Data listing
==========

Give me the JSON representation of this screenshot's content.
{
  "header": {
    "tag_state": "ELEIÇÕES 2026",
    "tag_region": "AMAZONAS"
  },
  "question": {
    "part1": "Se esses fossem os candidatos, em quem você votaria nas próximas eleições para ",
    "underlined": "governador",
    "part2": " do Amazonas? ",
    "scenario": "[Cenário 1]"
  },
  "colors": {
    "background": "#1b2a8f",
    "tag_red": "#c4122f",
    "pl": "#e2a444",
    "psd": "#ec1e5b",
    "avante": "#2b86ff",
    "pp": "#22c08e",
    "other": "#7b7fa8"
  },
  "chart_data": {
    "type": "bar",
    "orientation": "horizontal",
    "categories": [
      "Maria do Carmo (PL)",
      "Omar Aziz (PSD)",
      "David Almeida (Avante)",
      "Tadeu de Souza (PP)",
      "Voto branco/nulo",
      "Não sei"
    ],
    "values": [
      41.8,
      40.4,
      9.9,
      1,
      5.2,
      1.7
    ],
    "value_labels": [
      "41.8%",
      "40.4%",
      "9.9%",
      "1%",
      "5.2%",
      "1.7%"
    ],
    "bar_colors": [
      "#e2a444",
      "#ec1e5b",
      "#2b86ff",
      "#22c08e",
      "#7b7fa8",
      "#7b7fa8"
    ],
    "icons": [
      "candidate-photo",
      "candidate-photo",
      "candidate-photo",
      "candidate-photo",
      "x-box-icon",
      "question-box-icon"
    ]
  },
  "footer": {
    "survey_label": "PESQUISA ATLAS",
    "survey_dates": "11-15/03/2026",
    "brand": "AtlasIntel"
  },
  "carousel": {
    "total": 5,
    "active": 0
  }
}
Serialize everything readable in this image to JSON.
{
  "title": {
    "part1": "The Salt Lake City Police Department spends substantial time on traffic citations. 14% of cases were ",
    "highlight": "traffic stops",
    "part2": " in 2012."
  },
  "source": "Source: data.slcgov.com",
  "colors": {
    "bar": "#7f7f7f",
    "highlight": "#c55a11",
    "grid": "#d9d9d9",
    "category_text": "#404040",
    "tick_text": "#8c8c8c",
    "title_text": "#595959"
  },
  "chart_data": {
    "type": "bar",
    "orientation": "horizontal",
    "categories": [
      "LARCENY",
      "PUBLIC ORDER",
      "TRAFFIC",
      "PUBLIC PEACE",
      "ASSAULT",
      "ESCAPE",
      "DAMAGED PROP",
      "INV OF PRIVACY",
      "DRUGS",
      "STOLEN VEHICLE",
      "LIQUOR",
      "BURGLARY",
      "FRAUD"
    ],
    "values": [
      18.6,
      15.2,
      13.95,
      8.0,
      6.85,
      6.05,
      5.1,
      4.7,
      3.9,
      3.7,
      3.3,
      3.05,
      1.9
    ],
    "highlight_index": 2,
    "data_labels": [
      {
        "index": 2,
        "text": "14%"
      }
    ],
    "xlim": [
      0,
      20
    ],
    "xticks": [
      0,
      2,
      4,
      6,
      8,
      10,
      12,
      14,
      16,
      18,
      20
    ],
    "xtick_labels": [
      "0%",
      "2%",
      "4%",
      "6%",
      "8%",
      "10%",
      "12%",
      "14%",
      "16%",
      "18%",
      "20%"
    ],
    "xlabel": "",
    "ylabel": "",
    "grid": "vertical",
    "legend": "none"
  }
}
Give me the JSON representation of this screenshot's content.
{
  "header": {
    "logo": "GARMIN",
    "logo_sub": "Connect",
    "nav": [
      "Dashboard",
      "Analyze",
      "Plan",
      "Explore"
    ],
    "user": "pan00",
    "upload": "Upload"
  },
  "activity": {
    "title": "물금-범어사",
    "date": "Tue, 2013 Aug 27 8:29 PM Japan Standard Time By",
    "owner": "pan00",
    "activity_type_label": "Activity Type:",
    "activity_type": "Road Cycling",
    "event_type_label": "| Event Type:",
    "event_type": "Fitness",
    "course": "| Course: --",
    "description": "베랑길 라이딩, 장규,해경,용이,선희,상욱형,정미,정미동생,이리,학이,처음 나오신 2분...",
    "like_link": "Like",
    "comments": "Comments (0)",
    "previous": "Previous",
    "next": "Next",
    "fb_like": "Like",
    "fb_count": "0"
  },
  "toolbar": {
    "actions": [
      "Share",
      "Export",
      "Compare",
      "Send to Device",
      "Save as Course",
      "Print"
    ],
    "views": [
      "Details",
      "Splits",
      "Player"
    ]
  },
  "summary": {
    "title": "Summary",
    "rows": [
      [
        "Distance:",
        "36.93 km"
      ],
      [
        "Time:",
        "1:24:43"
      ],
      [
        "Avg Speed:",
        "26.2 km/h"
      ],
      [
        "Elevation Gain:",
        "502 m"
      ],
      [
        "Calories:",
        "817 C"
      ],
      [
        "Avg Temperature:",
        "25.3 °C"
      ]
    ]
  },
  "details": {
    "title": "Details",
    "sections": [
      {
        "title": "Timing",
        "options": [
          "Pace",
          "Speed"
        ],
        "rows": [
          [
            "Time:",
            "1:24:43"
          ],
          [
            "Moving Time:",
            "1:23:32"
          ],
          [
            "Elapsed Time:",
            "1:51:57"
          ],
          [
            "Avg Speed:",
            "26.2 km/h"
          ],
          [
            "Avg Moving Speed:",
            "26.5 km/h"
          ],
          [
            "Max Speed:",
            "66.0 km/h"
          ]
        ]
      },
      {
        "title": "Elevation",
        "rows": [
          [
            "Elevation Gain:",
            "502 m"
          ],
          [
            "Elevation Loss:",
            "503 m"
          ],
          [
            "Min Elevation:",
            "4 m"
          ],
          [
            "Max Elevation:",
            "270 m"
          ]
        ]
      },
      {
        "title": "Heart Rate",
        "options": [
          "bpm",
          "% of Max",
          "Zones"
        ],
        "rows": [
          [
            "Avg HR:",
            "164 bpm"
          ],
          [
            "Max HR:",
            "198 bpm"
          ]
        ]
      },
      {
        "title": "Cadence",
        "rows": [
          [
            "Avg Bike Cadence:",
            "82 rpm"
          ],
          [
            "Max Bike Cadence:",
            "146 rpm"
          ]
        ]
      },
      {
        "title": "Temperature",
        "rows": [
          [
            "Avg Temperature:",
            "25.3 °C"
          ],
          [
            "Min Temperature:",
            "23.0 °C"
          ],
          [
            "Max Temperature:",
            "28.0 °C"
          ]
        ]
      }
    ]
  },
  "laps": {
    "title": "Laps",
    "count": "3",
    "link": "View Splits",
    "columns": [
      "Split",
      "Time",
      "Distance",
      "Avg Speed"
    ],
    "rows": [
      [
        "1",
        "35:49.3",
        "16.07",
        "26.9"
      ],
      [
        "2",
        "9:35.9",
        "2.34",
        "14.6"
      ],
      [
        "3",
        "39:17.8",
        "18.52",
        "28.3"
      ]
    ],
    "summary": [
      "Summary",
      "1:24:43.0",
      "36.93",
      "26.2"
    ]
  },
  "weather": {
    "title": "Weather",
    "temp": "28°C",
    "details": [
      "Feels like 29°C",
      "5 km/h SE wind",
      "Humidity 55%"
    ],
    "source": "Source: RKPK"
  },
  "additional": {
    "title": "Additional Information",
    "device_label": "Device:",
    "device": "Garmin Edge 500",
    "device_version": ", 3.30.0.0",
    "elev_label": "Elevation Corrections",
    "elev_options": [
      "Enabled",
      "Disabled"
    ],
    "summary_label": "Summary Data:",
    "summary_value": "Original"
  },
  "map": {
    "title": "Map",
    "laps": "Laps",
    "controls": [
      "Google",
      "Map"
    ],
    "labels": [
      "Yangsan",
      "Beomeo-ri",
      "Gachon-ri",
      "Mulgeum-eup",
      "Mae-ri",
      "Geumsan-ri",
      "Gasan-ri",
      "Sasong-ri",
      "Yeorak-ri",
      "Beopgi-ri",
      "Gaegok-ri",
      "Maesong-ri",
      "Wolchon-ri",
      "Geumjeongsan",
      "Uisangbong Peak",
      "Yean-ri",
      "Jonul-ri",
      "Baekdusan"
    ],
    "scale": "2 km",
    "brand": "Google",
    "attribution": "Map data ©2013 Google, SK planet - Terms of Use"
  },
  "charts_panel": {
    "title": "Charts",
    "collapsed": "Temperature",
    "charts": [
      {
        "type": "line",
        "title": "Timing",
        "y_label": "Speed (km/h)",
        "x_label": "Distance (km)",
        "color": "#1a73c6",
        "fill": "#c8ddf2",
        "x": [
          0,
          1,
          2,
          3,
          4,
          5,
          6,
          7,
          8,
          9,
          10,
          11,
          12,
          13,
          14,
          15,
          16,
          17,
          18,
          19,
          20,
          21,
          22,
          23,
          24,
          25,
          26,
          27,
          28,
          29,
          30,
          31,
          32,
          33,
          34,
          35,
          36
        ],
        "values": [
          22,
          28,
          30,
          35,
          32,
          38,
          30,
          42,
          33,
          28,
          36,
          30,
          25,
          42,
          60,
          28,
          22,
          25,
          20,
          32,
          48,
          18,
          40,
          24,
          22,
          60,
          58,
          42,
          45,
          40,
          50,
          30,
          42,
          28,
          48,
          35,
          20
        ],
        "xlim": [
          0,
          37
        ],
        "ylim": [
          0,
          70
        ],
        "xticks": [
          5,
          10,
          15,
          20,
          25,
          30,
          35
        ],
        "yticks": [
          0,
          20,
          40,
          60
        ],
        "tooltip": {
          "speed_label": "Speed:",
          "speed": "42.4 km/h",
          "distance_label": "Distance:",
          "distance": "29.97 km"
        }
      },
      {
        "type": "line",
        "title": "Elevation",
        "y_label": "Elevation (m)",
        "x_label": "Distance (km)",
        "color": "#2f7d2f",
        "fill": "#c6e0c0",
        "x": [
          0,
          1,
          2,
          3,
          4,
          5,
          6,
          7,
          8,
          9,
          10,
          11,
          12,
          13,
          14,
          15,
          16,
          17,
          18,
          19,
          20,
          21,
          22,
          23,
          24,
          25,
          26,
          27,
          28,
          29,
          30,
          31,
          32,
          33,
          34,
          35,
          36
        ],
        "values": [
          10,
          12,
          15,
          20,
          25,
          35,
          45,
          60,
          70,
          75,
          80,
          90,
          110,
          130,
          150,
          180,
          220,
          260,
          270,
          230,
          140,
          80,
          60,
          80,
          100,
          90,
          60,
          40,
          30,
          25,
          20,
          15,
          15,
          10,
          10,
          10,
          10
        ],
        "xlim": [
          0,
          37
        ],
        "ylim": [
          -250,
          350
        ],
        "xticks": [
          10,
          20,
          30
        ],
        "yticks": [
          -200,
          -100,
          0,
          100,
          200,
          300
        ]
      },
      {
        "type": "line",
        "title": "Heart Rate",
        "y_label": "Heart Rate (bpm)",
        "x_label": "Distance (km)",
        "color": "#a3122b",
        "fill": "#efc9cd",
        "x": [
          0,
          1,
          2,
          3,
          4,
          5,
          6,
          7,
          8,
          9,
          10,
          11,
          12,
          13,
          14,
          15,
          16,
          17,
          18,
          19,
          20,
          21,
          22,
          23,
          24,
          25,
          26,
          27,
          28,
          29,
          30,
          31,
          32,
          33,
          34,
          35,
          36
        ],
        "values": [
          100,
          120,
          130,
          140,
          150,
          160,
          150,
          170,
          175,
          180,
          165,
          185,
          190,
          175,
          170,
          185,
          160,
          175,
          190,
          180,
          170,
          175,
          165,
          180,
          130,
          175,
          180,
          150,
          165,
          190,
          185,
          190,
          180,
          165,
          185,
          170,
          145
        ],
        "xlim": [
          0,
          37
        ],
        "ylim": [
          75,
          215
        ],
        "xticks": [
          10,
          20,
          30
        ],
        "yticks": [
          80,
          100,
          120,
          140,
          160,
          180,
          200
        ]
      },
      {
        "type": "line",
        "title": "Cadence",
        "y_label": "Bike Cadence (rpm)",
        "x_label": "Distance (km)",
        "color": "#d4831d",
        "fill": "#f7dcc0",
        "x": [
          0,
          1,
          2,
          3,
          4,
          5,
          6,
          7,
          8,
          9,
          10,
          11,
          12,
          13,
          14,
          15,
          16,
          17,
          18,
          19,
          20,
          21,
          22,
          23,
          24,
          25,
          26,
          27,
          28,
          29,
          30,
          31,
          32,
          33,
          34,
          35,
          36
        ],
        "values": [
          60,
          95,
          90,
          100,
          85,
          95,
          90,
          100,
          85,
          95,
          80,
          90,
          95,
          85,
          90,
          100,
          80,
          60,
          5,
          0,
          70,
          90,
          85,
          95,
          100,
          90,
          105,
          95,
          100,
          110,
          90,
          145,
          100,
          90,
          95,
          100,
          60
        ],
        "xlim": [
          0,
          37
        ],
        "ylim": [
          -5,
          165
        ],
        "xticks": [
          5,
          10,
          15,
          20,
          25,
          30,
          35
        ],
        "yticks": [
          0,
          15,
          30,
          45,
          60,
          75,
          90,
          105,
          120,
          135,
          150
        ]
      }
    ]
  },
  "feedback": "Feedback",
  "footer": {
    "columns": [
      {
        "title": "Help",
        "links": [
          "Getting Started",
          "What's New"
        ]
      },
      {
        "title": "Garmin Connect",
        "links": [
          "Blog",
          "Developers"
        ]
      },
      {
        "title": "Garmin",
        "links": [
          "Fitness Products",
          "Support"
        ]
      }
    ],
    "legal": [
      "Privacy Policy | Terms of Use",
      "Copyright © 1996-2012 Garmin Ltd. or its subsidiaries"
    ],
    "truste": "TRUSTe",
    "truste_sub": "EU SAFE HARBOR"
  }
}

==========

- **SHORT PROBLEM**
Count the lines of the material that include the word "fill", then report only the total.

- **CORRECT ANSWER**
4